» TEXT EXTRACT
═══

LXD on Centos 7

Introduction

A lot of people have been asking us how to run LXD on Centos/RHEL 7 in the past.

Up until now, our answer has usually been to use some of the Fedora packages for liblxc, combined with a hand built version of LXD that you then have to manually integrate with your system. So certainly doable but not exactly clean or easy.

But now there is finally a cleaner, much more supportable way for you to get LXD on those systems as there is now a build of snapd that works with Centos/RHEL, letting you use the official LXD snap on those systems.

Note that the state of snapd on Centos/RHEL is still considered early days, so some features may be missing or broken. We did add automatic testing on our side as we do for all the other distributions and so far everything looks good.

Setting things up

The instructions below are based on a clean Centos 7.4 installation.

# Install snapd
yum install yum-plugin-copr epel-release
yum copr enable ngompa/snapcore-el7
yum install snapd
systemctl enable --now snapd.socket

# Install ZFS (skip if you don't want it)
yum install http://download.zfsonlinux.org/epel/zfs-release.el7_4.noarch.rpm
yum-config-manager --disable zfs
yum-config-manager --enable zfs-kmod
yum install zfs

# Configure the kernel
grubby --args="user_namespace.enable=1" --update-kernel="$(grubby --default-kernel)"

═══

Element-and-box listings:
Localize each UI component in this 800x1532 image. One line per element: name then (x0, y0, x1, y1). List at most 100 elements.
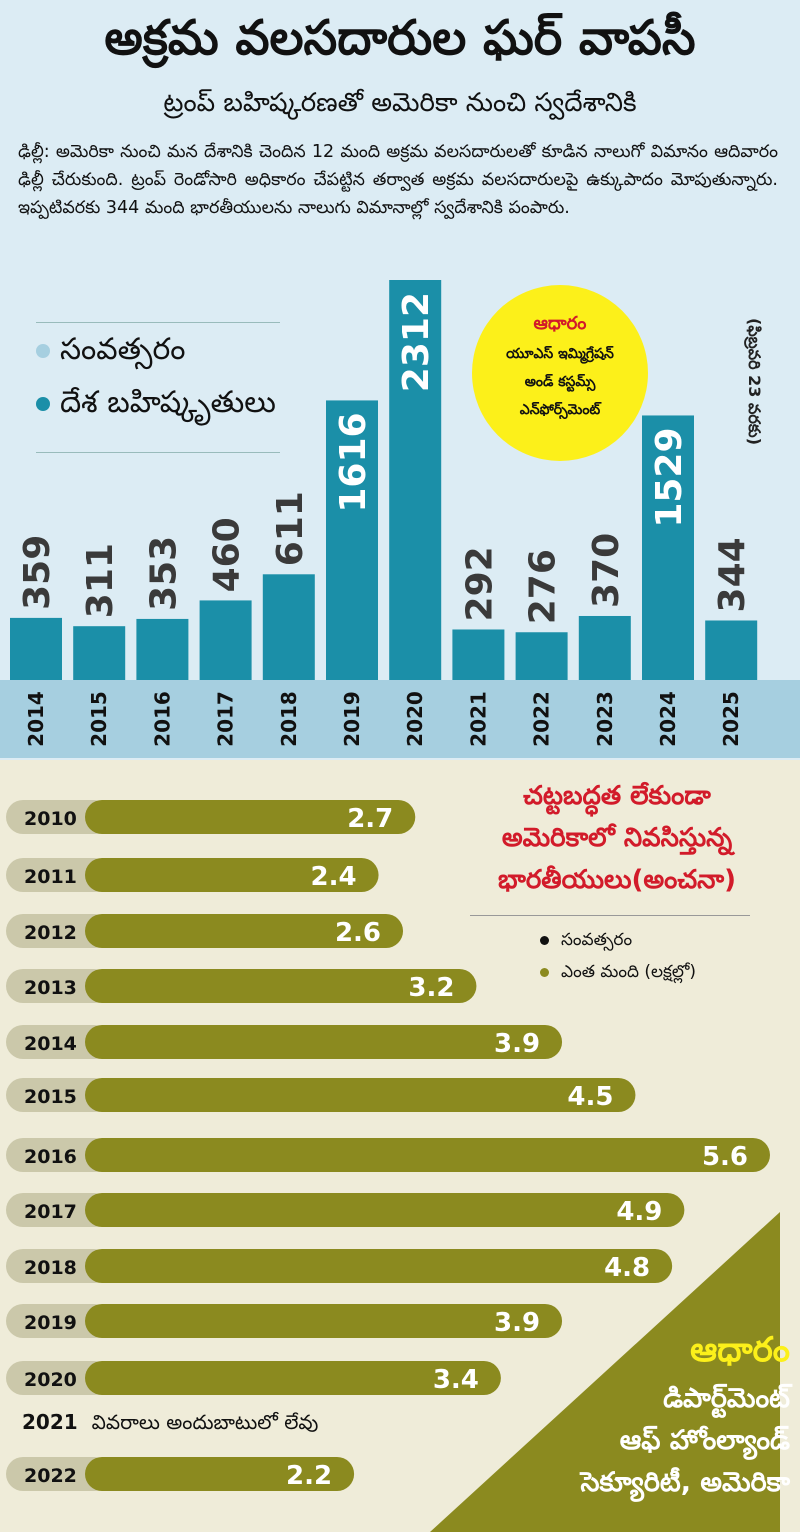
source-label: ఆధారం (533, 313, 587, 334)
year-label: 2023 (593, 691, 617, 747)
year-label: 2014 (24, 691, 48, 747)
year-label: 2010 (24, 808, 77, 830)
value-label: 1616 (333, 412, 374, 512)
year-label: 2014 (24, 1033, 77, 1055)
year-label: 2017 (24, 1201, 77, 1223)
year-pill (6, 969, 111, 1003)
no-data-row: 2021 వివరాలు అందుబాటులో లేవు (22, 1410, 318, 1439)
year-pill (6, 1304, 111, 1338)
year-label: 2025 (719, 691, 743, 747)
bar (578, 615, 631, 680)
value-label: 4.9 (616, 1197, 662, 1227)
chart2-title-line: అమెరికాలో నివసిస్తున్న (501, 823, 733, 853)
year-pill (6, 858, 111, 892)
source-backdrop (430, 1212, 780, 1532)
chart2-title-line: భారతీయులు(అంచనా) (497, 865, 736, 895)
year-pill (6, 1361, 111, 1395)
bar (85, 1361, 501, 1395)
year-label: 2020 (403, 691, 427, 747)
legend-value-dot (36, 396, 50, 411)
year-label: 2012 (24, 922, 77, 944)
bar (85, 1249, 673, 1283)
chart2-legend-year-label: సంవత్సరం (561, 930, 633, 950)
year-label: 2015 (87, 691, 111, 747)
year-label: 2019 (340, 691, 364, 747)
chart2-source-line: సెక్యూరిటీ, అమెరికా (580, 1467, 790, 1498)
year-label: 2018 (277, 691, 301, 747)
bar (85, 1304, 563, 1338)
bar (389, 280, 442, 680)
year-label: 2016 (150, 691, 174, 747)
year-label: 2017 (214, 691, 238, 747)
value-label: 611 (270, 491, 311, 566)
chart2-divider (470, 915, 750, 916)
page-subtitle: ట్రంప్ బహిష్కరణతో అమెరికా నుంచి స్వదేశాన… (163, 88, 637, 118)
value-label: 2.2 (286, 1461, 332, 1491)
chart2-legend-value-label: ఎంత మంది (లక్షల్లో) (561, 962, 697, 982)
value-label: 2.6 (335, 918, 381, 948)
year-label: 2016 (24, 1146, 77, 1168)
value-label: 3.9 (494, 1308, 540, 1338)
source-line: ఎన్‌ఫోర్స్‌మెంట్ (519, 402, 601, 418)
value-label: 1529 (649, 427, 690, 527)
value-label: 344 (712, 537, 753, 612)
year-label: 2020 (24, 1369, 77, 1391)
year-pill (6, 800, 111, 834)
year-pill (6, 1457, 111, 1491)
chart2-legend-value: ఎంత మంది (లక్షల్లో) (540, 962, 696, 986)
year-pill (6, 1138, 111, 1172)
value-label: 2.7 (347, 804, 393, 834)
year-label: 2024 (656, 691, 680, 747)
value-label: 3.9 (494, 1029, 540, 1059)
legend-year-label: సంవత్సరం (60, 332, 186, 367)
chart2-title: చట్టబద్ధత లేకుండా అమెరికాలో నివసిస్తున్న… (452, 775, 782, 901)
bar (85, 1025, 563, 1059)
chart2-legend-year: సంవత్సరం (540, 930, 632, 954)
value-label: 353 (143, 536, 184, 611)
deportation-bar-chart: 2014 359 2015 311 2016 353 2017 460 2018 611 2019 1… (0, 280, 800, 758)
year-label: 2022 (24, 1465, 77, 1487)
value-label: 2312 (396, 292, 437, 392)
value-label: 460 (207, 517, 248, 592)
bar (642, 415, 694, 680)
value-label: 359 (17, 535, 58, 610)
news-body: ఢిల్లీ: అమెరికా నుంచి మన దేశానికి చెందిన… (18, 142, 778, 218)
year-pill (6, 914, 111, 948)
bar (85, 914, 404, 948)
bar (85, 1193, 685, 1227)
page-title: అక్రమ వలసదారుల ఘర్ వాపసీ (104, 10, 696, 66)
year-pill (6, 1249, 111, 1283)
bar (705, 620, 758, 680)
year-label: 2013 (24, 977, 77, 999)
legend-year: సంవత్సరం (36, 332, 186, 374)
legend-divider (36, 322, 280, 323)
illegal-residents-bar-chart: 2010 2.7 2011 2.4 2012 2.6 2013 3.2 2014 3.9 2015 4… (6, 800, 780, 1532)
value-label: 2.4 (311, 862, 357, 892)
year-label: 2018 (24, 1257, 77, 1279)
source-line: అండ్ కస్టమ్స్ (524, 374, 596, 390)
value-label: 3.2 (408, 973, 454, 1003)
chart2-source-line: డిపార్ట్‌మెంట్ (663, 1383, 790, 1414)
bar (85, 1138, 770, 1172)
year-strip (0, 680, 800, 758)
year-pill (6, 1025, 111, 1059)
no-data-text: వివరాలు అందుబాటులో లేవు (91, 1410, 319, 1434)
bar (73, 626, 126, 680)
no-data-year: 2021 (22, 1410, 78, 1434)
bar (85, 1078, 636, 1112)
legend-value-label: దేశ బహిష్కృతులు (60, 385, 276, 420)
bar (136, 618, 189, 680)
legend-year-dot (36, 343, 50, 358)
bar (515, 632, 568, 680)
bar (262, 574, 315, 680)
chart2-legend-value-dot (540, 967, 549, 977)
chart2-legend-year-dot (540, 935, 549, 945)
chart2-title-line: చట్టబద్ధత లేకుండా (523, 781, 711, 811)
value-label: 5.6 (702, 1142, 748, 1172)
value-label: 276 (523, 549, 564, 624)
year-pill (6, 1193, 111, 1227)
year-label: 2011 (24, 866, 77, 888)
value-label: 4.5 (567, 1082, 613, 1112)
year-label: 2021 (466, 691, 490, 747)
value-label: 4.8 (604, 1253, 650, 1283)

═══

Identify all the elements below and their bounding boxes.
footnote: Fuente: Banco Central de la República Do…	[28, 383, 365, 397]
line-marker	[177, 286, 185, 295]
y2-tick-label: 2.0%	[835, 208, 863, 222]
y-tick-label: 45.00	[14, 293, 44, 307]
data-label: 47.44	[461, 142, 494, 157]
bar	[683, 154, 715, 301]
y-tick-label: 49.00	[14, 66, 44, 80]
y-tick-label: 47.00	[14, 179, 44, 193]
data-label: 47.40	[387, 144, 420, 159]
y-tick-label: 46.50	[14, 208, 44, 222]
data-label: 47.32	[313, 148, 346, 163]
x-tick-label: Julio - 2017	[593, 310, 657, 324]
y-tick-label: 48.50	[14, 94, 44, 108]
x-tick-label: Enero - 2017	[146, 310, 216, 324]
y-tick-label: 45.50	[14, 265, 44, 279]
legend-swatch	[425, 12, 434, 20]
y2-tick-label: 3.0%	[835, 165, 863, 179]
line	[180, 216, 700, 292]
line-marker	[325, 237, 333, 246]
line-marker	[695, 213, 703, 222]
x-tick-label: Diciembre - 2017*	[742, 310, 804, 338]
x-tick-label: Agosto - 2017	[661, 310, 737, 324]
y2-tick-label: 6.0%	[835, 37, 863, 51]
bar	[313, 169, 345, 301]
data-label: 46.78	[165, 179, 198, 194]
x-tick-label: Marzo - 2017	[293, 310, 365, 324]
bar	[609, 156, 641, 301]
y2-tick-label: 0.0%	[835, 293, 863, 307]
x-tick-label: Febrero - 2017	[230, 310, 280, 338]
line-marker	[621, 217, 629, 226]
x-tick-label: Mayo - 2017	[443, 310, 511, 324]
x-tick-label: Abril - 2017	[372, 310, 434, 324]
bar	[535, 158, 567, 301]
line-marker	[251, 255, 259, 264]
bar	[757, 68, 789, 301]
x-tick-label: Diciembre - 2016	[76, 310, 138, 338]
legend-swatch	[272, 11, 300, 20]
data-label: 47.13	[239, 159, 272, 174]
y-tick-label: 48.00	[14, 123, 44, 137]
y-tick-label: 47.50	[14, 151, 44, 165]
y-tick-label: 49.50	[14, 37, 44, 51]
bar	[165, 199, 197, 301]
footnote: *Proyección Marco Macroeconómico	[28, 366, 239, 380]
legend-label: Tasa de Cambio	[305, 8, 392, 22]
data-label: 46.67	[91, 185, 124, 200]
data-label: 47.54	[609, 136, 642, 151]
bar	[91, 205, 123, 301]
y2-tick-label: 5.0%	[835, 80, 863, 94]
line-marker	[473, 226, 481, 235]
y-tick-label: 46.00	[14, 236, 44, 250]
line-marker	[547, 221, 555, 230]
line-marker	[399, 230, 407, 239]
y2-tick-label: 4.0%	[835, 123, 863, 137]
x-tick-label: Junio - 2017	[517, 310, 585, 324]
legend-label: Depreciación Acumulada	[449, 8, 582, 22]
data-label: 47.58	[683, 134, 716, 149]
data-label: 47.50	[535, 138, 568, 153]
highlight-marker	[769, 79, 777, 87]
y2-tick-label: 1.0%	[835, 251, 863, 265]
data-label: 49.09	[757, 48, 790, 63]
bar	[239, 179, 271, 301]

═══

» SHORT PROBLEM
Reproduce the whole text above on running LXD on Centos 7, word for word.

» ANSWER TO THE TASK
LXD on Centos 7

Introduction

A lot of people have been asking us how to run LXD on Centos/RHEL 7 in the past.

Up until now, our answer has usually been to use some of the Fedora packages for liblxc, combined with a hand built version of LXD that you then have to manually integrate with your system. So certainly doable but not exactly clean or easy.

But now there is finally a cleaner, much more supportable way for you to get LXD on those systems as there is now a build of snapd that works with Centos/RHEL, letting you use the official LXD snap on those systems.

Note that the state of snapd on Centos/RHEL is still considered early days, so some features may be missing or broken. We did add automatic testing on our side as we do for all the other distributions and so far everything looks good.

Setting things up

The instructions below are based on a clean Centos 7.4 installation.

# Install snapd
yum install yum-plugin-copr epel-release
yum copr enable ngompa/snapcore-el7
yum install snapd
systemctl enable --now snapd.socket

# Install ZFS (skip if you don't want it)
yum install http://download.zfsonlinux.org/epel/zfs-release.el7_4.noarch.rpm
yum-config-manager --disable zfs
yum-config-manager --enable zfs-kmod
yum install zfs

# Configure the kernel
grubby --args="user_namespace.enable=1" --update-kernel="$(grubby --default-kernel)"